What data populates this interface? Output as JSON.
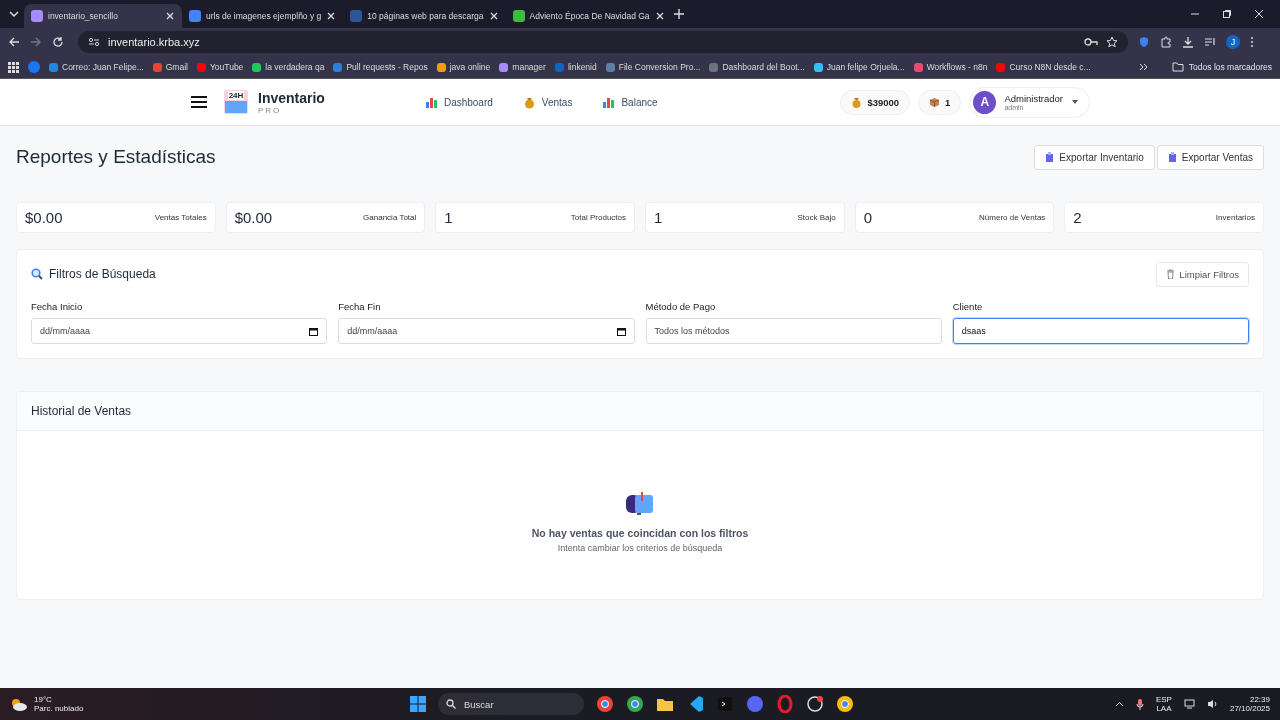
{
  "browser": {
    "tabs": [
      {
        "title": "inventario_sencillo",
        "selected": true
      },
      {
        "title": "urls de imagenes ejemplño y g",
        "selected": false
      },
      {
        "title": "10 páginas web para descarga",
        "selected": false
      },
      {
        "title": "Adviento Época De Navidad Ga",
        "selected": false
      }
    ],
    "url": "inventario.krba.xyz",
    "profile_initial": "J",
    "bookmarks": [
      {
        "label": "Correo: Juan Felipe...",
        "color": "#1e88e5"
      },
      {
        "label": "Gmail",
        "color": "#ea4335"
      },
      {
        "label": "YouTube",
        "color": "#ff0000"
      },
      {
        "label": "la verdadera qa",
        "color": "#22c55e"
      },
      {
        "label": "Pull requests - Repos",
        "color": "#2f7fd8"
      },
      {
        "label": "java online",
        "color": "#f59e0b"
      },
      {
        "label": "manager",
        "color": "#a78bfa"
      },
      {
        "label": "linkenid",
        "color": "#0a66c2"
      },
      {
        "label": "File Conversion Pro...",
        "color": "#5b7fa8"
      },
      {
        "label": "Dashboard del Boot...",
        "color": "#6b7280"
      },
      {
        "label": "Juan felipe Orjuela...",
        "color": "#38bdf8"
      },
      {
        "label": "Workflows - n8n",
        "color": "#ea4b71"
      },
      {
        "label": "Curso N8N desde c...",
        "color": "#ff0000"
      }
    ],
    "all_bookmarks": "Todos los marcadores"
  },
  "app": {
    "brand": {
      "title": "Inventario",
      "subtitle": "PRO",
      "badge": "24H"
    },
    "nav": [
      {
        "label": "Dashboard"
      },
      {
        "label": "Ventas"
      },
      {
        "label": "Balance"
      }
    ],
    "balance": "$39000",
    "cart_count": "1",
    "user": {
      "initial": "A",
      "name": "Administrador",
      "role": "admin"
    }
  },
  "page_title": "Reportes y Estadísticas",
  "export_buttons": [
    "Exportar Inventario",
    "Exportar Ventas"
  ],
  "stats": [
    {
      "amount": "$0.00",
      "caption": "Ventas Totales"
    },
    {
      "amount": "$0.00",
      "caption": "Ganancia Total"
    },
    {
      "amount": "1",
      "caption": "Total Productos"
    },
    {
      "amount": "1",
      "caption": "Stock Bajo"
    },
    {
      "amount": "0",
      "caption": "Número de Ventas"
    },
    {
      "amount": "2",
      "caption": "Inventarios"
    }
  ],
  "filters": {
    "title": "Filtros de Búsqueda",
    "clear_button": "Limpiar Filtros",
    "fields": [
      {
        "label": "Fecha Inicio",
        "kind": "date",
        "placeholder": "dd/mm/aaaa",
        "focused": false
      },
      {
        "label": "Fecha Fin",
        "kind": "date",
        "placeholder": "dd/mm/aaaa",
        "focused": false
      },
      {
        "label": "Método de Pago",
        "kind": "select",
        "value": "Todos los métodos",
        "focused": false
      },
      {
        "label": "Cliente",
        "kind": "text",
        "value": "dsaas",
        "focused": true
      }
    ]
  },
  "history": {
    "title": "Historial de Ventas",
    "empty_title": "No hay ventas que coincidan con los filtros",
    "empty_hint": "Intenta cambiar los criterios de búsqueda"
  },
  "taskbar": {
    "weather": {
      "temp": "19°C",
      "desc": "Parc. nublado"
    },
    "search": "Buscar",
    "lang": "ESP",
    "region": "LAA",
    "time": "22:39",
    "date": "27/10/2025"
  }
}
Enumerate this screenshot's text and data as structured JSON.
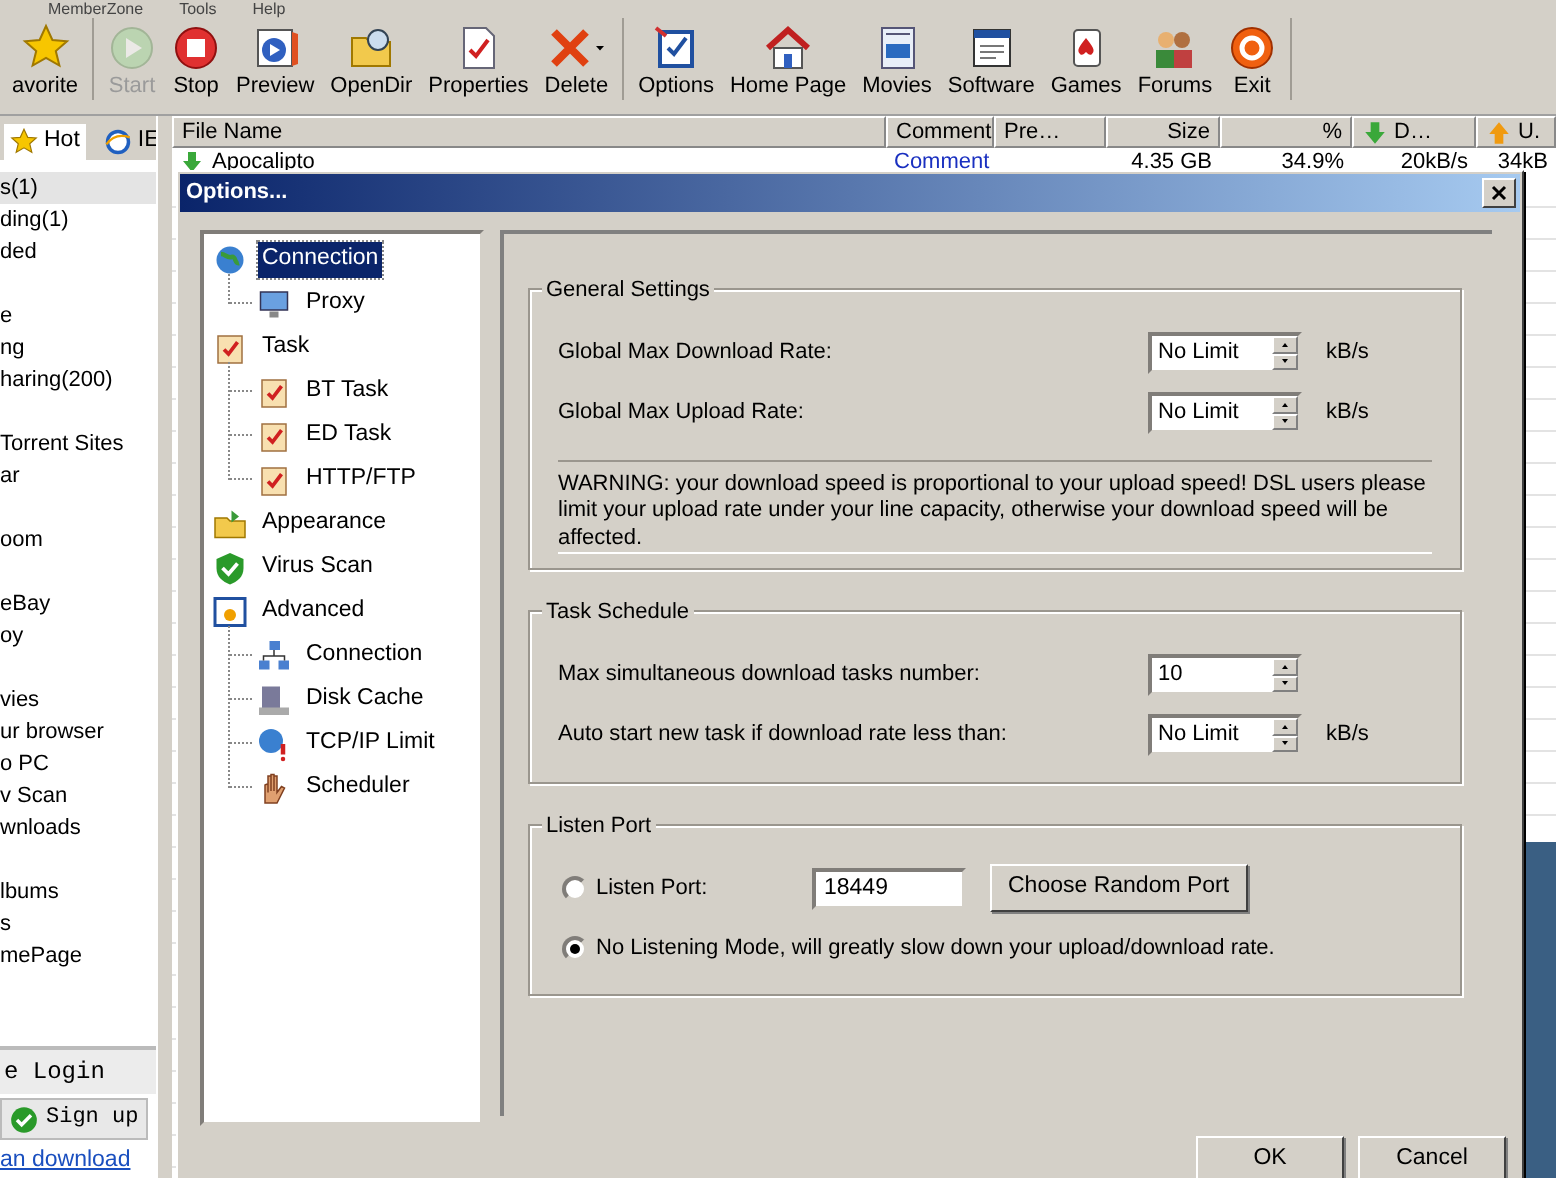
______
* _Directions_
For every line in the data above that holds "kind", return the line itself.

* _Answer below_
        "kind": "date",
        "kind": "date",
        "kind": "select",
        "kind": "text",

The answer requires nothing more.